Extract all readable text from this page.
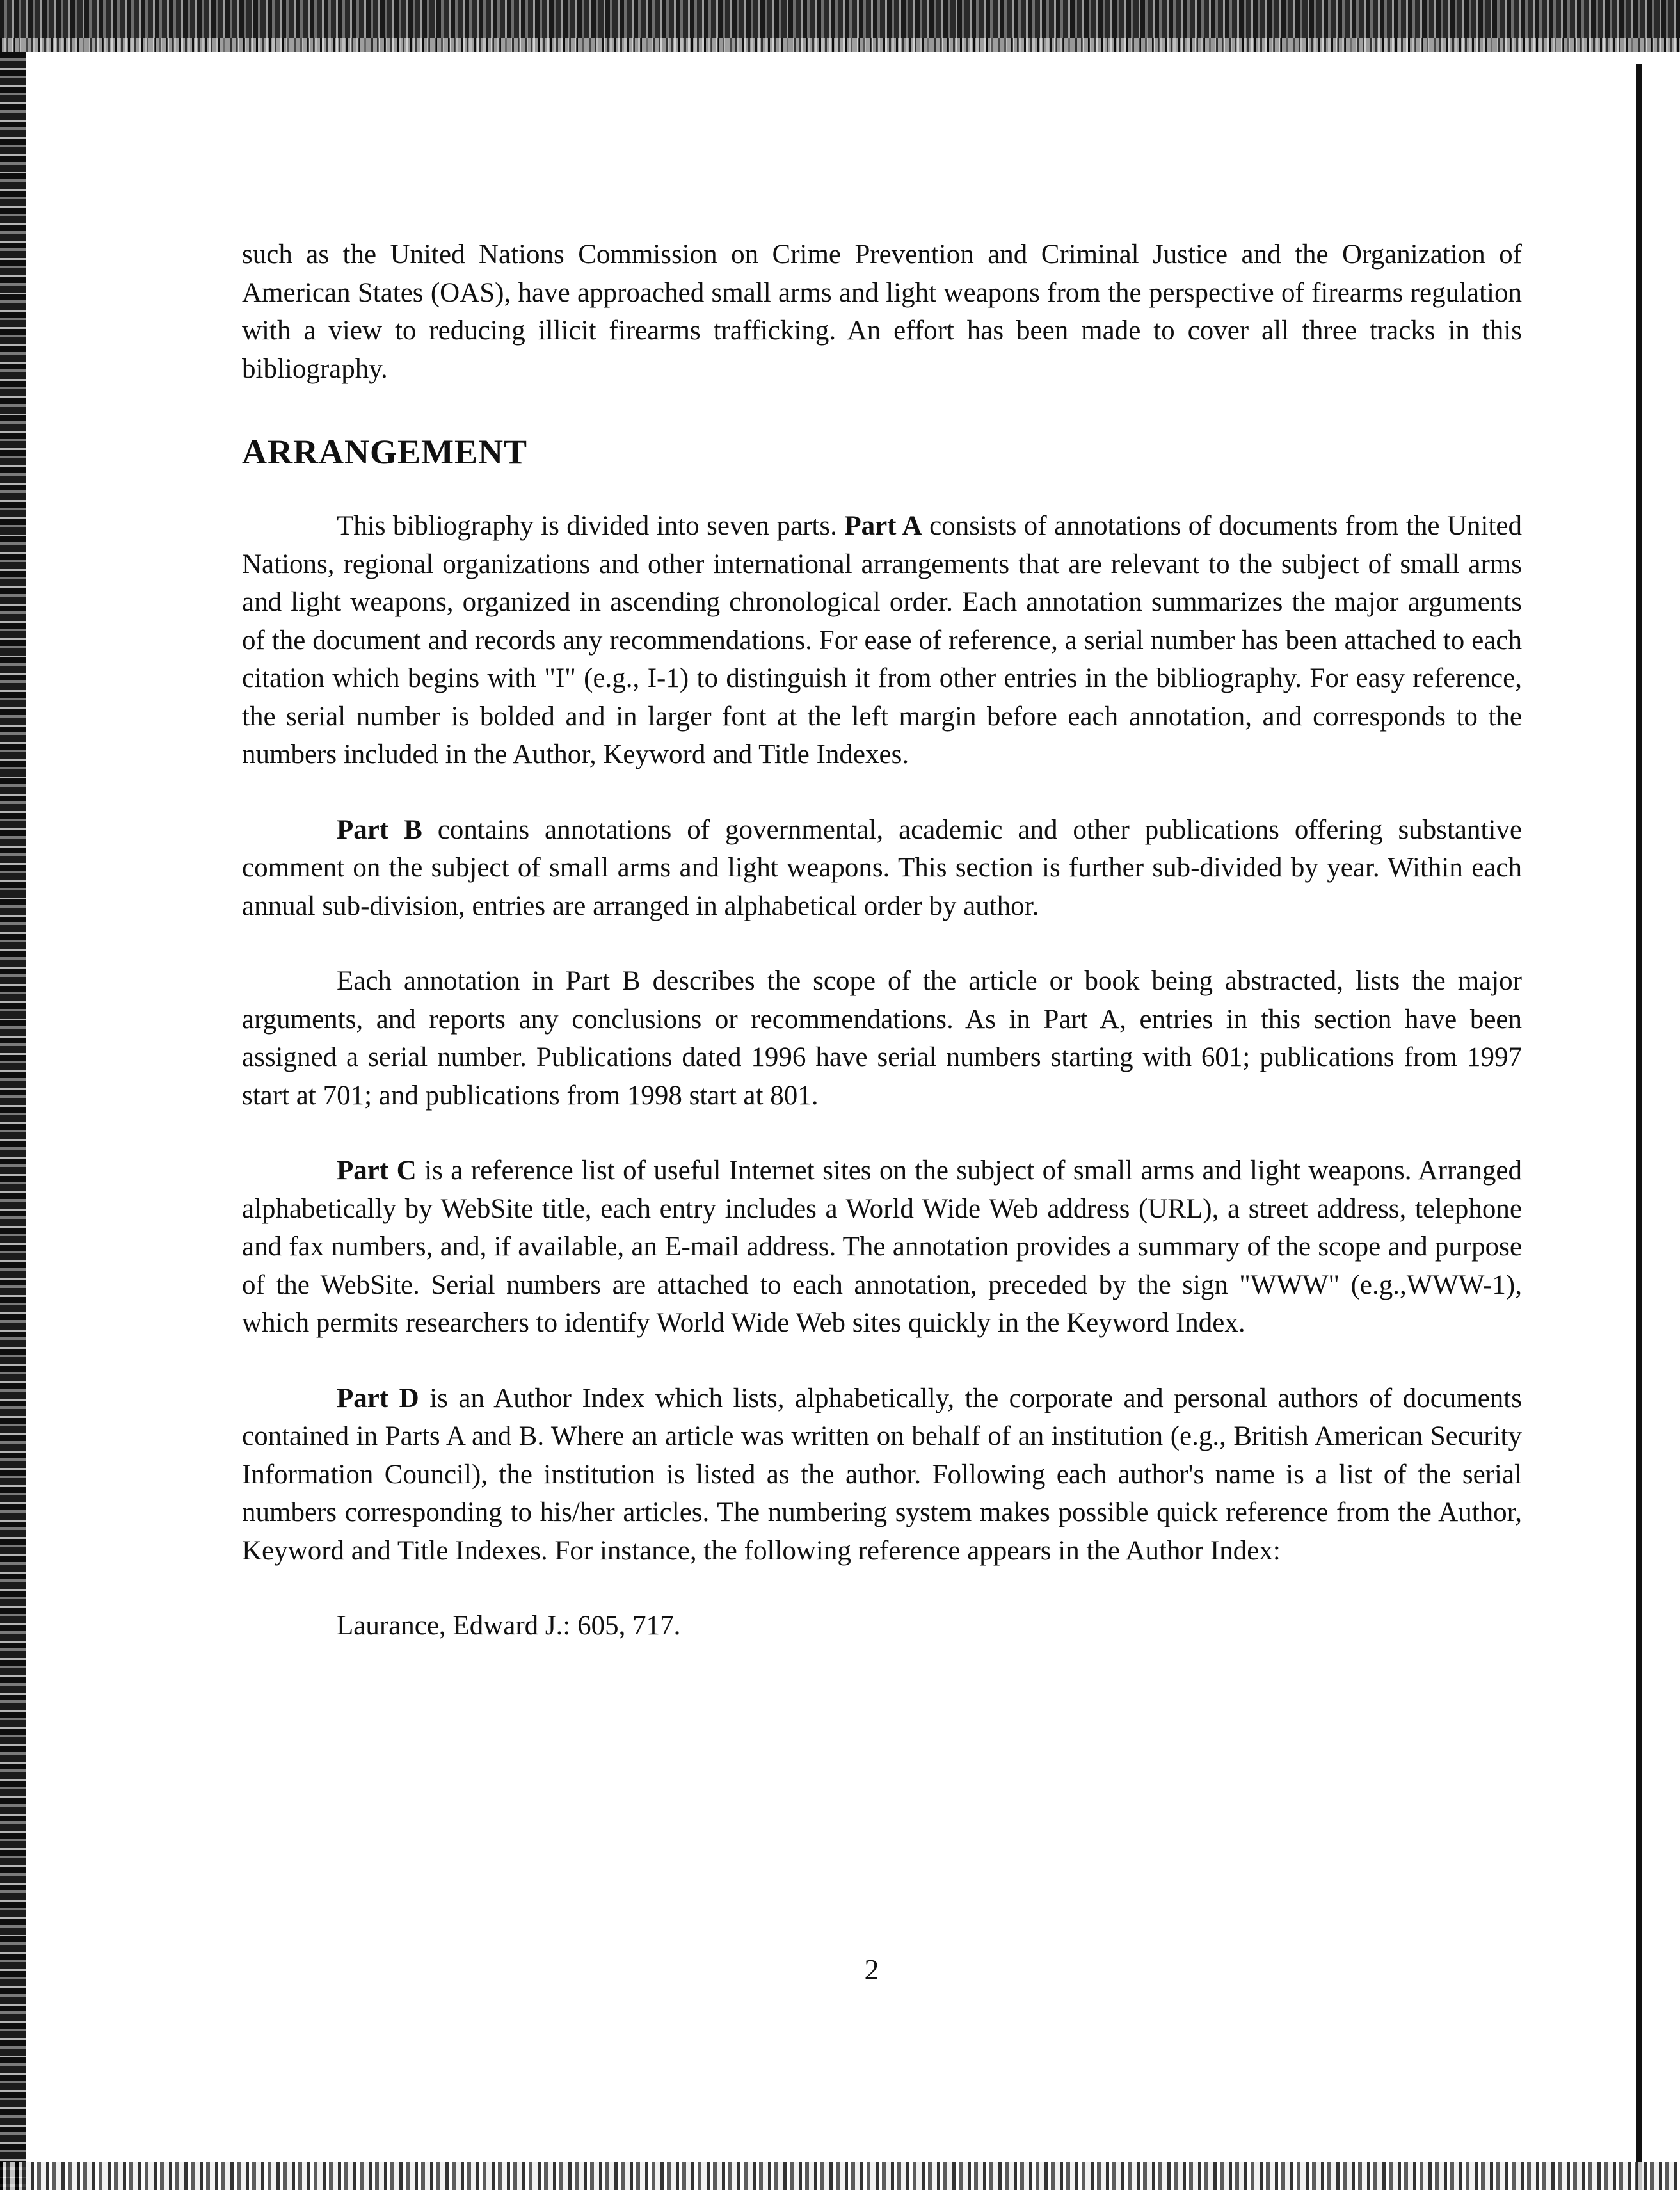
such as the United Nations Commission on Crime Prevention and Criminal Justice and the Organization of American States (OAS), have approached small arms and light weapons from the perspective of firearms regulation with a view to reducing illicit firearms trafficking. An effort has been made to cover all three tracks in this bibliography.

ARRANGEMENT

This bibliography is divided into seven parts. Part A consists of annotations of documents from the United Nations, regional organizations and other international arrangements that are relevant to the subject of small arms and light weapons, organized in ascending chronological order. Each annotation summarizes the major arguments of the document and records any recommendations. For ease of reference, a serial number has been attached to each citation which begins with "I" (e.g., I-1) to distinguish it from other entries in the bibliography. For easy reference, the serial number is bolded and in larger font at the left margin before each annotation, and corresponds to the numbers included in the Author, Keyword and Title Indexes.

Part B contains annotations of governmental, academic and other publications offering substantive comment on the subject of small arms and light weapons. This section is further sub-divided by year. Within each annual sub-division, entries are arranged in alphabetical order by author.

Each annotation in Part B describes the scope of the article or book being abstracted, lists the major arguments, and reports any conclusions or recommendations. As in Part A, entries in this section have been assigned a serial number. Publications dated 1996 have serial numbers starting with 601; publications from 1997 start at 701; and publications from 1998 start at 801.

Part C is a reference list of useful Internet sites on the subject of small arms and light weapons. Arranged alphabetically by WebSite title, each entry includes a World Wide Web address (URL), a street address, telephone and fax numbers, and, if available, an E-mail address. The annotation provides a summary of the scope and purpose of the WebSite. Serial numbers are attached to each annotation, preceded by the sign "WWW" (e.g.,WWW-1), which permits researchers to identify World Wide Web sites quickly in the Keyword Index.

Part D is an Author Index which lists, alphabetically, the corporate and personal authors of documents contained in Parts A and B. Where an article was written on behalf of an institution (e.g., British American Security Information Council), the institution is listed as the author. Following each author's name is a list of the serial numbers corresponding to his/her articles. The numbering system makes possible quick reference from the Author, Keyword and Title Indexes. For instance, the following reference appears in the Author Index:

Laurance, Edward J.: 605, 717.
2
...
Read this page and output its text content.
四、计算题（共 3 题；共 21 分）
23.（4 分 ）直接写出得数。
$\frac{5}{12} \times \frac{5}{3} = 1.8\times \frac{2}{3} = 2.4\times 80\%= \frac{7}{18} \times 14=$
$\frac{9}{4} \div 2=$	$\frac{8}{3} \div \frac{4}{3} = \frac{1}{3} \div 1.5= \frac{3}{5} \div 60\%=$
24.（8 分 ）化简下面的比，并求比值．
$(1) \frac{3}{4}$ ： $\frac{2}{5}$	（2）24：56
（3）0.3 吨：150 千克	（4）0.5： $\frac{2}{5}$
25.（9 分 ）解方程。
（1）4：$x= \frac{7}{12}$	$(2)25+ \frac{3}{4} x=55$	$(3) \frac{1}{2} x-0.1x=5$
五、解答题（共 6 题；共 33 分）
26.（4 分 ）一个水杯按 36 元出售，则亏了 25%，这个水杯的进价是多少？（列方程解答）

_Exercise requirements_
Gather all lines of the records that include the word "American".

_The reply_
such as the United Nations Commission on Crime Prevention and Criminal Justice and the Organization of American States (OAS), have approached small arms and light weapons from the perspective of firearms regulation with a view to reducing illicit firearms trafficking. An effort has been made to cover all three tracks in this bibliography.
Part D is an Author Index which lists, alphabetically, the corporate and personal authors of documents contained in Parts A and B. Where an article was written on behalf of an institution (e.g., British American Security Information Council), the institution is listed as the author. Following each author's name is a list of the serial numbers corresponding to his/her articles. The numbering system makes possible quick reference from the Author, Keyword and Title Indexes. For instance, the following reference appears in the Author Index:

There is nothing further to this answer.